Exercise description: Pull out every line with the word "axis" from the entries below.

Rows from a figure dataset:
- - -
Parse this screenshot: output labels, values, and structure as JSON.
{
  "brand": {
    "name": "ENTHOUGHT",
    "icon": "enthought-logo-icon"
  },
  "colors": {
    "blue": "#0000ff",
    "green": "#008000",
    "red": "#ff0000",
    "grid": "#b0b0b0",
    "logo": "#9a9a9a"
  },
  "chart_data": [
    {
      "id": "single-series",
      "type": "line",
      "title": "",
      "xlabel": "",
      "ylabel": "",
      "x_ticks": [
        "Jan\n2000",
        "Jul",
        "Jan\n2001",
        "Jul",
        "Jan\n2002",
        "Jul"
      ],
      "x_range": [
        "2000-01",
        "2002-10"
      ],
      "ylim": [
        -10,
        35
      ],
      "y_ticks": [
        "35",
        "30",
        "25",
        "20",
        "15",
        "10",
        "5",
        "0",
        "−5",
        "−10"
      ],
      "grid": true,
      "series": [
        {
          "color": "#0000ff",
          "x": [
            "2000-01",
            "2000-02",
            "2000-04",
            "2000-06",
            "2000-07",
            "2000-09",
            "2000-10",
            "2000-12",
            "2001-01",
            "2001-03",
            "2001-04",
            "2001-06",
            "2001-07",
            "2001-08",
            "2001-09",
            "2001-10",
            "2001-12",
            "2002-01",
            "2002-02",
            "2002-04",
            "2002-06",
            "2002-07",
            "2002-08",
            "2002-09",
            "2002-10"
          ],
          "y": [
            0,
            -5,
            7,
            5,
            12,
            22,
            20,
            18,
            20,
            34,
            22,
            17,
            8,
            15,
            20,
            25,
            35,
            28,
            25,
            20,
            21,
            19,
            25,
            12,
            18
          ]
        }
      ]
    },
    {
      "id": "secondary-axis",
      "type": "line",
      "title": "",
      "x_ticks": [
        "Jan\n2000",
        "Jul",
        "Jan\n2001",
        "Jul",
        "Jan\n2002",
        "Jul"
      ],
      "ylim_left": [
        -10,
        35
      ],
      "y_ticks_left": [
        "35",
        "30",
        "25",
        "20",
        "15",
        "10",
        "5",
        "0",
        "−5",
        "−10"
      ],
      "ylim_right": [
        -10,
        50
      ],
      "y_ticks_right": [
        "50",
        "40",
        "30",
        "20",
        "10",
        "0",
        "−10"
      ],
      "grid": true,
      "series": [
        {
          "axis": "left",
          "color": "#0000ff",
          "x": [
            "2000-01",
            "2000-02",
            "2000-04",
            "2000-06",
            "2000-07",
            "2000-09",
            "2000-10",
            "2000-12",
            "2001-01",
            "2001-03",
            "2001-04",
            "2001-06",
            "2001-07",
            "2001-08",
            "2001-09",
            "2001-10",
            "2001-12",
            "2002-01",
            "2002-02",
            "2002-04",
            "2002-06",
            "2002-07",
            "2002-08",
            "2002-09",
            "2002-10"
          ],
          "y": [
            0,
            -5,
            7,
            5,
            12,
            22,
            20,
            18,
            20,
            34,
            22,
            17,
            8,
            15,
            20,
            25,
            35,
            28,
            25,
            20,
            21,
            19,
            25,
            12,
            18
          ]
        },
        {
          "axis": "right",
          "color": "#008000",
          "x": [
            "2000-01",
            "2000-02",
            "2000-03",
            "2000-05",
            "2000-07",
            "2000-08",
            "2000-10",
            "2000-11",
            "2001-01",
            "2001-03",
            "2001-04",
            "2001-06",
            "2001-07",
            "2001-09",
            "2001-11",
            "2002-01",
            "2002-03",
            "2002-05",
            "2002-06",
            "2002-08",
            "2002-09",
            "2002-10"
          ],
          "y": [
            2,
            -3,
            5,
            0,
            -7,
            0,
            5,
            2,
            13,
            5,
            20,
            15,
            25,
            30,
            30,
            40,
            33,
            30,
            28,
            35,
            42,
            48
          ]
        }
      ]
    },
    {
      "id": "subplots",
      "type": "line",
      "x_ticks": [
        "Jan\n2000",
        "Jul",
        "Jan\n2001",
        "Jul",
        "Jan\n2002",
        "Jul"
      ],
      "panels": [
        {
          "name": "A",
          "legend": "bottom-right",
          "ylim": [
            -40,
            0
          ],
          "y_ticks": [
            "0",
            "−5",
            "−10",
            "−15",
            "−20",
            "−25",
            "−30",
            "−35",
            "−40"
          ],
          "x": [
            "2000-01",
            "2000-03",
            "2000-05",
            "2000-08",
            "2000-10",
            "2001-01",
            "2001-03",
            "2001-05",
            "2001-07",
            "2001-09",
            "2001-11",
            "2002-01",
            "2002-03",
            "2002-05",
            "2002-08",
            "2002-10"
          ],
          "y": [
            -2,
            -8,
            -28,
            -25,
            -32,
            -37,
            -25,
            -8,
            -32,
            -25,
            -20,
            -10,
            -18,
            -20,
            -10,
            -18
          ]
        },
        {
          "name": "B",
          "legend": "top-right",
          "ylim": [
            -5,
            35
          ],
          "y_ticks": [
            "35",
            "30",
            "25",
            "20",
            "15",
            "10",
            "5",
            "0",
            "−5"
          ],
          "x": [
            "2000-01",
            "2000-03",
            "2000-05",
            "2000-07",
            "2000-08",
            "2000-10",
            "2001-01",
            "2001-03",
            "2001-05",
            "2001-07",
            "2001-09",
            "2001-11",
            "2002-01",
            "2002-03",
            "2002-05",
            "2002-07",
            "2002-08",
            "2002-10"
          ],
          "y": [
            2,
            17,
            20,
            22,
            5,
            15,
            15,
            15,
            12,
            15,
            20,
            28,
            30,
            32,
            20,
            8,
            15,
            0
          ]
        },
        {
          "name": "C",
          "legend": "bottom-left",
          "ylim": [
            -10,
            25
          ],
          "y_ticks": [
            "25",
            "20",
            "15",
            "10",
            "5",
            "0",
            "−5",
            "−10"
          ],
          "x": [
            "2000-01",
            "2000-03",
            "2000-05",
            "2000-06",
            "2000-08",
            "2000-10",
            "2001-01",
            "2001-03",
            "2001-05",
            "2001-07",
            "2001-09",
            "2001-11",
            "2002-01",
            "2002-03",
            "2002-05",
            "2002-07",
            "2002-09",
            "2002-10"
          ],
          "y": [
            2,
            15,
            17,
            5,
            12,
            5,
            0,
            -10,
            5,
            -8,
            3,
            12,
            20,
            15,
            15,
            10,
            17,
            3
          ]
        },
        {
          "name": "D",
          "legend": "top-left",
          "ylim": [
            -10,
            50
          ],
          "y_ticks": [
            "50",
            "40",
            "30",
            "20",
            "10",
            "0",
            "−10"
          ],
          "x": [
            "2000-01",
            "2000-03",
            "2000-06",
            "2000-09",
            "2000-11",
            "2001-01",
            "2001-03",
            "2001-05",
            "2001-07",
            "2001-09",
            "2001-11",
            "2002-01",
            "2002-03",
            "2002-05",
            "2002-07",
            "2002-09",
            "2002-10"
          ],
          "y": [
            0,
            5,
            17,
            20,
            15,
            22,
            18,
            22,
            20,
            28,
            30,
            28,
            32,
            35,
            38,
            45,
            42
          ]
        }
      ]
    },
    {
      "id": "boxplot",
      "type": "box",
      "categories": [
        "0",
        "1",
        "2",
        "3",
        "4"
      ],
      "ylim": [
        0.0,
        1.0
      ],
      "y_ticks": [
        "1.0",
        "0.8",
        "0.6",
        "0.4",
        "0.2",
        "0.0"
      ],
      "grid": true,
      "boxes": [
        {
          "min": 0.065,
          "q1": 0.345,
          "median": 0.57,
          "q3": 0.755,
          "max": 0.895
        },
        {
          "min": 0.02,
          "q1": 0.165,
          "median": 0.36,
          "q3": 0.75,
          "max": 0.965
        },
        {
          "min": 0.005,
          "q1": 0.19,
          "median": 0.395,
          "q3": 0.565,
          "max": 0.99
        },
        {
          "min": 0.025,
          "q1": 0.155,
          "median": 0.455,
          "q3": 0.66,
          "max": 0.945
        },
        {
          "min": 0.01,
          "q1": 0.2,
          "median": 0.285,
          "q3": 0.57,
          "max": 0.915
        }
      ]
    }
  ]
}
- - -
Output of the exercise:
      "id": "secondary-axis",
          "axis": "left",
          "axis": "right",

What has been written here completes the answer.